#### Provided data
+ + + + +
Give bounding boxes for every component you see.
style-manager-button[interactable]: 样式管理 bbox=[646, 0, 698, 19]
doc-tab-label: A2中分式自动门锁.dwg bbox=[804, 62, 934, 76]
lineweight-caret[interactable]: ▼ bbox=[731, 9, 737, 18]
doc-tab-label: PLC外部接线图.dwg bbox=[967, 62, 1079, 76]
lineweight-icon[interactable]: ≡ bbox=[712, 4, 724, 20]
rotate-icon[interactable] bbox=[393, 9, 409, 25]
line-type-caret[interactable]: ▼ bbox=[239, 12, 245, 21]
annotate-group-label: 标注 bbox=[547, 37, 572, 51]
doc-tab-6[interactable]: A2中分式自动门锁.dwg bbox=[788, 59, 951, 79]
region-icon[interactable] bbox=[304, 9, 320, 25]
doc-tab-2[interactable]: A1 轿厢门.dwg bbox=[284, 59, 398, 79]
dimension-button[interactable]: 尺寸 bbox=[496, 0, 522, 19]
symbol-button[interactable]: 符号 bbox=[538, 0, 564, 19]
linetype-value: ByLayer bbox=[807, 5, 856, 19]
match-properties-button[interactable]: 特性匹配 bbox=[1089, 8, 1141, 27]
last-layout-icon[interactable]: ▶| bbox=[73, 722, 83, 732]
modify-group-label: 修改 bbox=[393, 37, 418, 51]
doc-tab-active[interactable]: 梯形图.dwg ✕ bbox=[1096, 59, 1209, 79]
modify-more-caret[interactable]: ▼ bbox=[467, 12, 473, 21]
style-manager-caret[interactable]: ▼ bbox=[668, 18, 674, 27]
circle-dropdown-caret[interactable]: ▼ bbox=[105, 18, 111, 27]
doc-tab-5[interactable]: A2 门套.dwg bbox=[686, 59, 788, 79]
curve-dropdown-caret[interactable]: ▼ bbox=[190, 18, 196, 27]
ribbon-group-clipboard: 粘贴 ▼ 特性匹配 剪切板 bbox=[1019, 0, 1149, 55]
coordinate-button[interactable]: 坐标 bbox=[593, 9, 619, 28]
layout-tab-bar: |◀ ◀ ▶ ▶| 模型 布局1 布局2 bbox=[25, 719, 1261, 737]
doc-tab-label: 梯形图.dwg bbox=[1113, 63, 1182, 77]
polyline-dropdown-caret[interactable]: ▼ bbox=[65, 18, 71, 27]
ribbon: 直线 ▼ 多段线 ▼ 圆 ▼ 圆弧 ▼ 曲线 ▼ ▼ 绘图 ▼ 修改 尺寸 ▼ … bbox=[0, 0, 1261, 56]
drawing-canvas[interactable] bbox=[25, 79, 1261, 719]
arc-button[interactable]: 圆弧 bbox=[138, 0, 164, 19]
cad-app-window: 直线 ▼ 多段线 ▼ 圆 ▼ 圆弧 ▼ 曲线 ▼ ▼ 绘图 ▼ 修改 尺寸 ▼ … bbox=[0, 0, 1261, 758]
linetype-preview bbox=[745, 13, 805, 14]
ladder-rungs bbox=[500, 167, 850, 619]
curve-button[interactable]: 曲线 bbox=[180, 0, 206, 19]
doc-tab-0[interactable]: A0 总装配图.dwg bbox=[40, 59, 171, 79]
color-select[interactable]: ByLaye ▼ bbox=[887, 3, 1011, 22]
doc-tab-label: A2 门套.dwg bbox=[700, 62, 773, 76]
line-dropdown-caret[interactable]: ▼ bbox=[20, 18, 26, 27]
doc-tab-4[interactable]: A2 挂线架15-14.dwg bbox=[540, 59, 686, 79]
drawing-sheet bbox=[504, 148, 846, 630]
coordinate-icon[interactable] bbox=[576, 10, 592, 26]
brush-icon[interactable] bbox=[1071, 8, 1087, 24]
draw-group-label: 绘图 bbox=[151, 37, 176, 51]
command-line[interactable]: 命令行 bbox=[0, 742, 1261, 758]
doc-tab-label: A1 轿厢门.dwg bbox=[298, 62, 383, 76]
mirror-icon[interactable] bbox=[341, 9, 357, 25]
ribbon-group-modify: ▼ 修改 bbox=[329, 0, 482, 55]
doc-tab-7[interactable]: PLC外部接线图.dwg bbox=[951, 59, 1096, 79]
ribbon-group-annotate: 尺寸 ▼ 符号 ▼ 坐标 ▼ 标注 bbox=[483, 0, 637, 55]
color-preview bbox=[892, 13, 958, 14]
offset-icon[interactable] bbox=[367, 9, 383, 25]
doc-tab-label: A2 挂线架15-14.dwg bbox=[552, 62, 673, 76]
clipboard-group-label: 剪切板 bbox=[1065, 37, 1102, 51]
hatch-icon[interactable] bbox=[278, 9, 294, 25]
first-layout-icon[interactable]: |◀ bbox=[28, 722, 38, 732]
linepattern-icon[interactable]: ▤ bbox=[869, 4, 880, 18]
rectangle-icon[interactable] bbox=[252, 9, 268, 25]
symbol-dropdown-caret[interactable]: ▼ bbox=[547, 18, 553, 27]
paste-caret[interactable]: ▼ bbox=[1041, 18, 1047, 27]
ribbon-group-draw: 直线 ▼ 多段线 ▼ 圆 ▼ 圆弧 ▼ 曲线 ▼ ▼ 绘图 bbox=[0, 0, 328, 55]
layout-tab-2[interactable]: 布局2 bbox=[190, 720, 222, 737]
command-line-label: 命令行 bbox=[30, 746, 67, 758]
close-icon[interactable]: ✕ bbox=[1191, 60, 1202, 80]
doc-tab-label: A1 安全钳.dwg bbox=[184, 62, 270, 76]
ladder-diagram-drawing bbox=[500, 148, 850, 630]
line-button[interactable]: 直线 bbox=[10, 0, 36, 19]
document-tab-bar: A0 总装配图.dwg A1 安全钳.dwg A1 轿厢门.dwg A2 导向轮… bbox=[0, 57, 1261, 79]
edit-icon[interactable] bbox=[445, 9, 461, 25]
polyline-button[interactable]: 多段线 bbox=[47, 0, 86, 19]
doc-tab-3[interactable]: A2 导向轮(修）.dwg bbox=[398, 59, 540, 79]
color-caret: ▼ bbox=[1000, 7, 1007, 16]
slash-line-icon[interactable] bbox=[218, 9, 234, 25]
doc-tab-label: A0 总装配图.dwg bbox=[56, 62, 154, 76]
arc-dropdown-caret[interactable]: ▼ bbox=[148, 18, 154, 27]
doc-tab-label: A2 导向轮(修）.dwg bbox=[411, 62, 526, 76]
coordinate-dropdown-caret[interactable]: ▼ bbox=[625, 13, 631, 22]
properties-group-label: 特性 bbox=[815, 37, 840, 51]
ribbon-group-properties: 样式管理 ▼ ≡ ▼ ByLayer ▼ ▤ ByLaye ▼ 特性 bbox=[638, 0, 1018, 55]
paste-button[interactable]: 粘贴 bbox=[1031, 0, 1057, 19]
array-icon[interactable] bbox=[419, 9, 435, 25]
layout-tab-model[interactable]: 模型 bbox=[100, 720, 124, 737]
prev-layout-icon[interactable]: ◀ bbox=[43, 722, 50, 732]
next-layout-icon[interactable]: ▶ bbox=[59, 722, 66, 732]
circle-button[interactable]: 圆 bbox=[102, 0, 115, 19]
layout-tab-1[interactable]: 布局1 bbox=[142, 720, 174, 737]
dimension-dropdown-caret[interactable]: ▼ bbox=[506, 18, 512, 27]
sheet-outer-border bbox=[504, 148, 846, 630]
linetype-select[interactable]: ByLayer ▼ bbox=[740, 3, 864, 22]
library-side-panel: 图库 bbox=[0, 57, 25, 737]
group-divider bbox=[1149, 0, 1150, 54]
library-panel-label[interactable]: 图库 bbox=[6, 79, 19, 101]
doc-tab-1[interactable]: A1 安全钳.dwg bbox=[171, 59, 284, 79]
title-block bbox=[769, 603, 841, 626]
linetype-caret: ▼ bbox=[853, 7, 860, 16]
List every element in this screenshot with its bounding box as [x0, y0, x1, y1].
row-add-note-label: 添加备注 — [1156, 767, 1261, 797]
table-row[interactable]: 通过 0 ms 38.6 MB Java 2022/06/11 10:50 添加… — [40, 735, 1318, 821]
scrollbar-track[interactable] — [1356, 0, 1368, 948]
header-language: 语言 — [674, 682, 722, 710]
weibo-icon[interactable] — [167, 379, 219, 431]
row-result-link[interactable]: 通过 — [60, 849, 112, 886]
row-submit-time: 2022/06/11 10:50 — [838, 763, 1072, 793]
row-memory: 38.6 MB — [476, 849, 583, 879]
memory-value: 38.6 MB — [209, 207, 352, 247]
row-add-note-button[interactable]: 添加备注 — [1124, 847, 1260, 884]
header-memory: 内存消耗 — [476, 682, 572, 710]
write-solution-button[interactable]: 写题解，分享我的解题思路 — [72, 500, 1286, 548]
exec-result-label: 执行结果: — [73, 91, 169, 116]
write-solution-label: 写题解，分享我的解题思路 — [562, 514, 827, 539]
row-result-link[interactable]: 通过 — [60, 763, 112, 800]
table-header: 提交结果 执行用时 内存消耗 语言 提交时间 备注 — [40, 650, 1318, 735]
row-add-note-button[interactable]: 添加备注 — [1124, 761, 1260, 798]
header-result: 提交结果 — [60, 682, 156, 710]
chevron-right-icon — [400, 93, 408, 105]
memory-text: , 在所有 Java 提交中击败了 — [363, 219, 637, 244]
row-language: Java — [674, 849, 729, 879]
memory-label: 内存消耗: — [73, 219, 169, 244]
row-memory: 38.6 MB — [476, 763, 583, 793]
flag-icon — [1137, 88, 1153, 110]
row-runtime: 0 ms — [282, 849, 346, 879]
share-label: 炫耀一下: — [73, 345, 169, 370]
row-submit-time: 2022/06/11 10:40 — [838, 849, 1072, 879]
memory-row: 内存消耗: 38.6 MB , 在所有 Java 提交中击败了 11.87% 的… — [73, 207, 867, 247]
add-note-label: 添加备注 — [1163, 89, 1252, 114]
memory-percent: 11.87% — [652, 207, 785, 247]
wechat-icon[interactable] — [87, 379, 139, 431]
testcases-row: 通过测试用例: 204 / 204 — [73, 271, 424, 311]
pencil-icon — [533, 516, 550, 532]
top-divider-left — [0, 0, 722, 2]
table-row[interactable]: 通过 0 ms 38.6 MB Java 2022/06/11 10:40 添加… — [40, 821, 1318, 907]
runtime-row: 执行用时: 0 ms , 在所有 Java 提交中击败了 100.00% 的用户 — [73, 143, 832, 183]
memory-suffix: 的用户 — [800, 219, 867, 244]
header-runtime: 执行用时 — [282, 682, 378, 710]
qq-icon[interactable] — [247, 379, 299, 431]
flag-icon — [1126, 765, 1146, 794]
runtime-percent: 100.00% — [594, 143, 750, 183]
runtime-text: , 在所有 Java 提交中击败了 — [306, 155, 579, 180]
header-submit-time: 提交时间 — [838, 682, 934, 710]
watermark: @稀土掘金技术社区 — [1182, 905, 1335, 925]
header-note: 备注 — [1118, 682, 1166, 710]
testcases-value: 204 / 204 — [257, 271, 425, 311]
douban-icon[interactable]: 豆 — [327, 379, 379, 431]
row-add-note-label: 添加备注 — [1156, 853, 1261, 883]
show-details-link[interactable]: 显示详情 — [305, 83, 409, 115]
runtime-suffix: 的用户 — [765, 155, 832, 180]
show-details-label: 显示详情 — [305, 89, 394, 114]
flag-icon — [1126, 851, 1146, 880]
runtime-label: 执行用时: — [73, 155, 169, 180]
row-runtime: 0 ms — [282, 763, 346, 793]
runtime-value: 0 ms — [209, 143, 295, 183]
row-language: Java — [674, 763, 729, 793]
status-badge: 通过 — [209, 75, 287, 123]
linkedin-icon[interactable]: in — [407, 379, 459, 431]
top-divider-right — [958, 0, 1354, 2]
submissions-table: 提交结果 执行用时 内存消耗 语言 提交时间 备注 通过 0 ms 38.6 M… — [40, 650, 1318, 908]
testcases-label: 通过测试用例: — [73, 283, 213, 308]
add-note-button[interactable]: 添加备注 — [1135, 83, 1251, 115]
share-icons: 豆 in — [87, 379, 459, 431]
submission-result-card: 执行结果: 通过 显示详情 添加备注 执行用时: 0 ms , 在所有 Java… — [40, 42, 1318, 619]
+ + + + +
#### Stated problem
Please write out the entries word for word, from the first line of the entries through the line containing "coordinate-button[interactable]: 坐标 bbox=[593, 9, 619, 28]", including both.

#### Exercise answer
Give bounding boxes for every component you see.
style-manager-button[interactable]: 样式管理 bbox=[646, 0, 698, 19]
doc-tab-label: A2中分式自动门锁.dwg bbox=[804, 62, 934, 76]
lineweight-caret[interactable]: ▼ bbox=[731, 9, 737, 18]
doc-tab-label: PLC外部接线图.dwg bbox=[967, 62, 1079, 76]
lineweight-icon[interactable]: ≡ bbox=[712, 4, 724, 20]
rotate-icon[interactable] bbox=[393, 9, 409, 25]
line-type-caret[interactable]: ▼ bbox=[239, 12, 245, 21]
annotate-group-label: 标注 bbox=[547, 37, 572, 51]
doc-tab-6[interactable]: A2中分式自动门锁.dwg bbox=[788, 59, 951, 79]
region-icon[interactable] bbox=[304, 9, 320, 25]
doc-tab-2[interactable]: A1 轿厢门.dwg bbox=[284, 59, 398, 79]
dimension-button[interactable]: 尺寸 bbox=[496, 0, 522, 19]
symbol-button[interactable]: 符号 bbox=[538, 0, 564, 19]
linetype-value: ByLayer bbox=[807, 5, 856, 19]
match-properties-button[interactable]: 特性匹配 bbox=[1089, 8, 1141, 27]
last-layout-icon[interactable]: ▶| bbox=[73, 722, 83, 732]
modify-group-label: 修改 bbox=[393, 37, 418, 51]
doc-tab-active[interactable]: 梯形图.dwg ✕ bbox=[1096, 59, 1209, 79]
modify-more-caret[interactable]: ▼ bbox=[467, 12, 473, 21]
style-manager-caret[interactable]: ▼ bbox=[668, 18, 674, 27]
circle-dropdown-caret[interactable]: ▼ bbox=[105, 18, 111, 27]
doc-tab-5[interactable]: A2 门套.dwg bbox=[686, 59, 788, 79]
curve-dropdown-caret[interactable]: ▼ bbox=[190, 18, 196, 27]
ribbon-group-clipboard: 粘贴 ▼ 特性匹配 剪切板 bbox=[1019, 0, 1149, 55]
coordinate-button[interactable]: 坐标 bbox=[593, 9, 619, 28]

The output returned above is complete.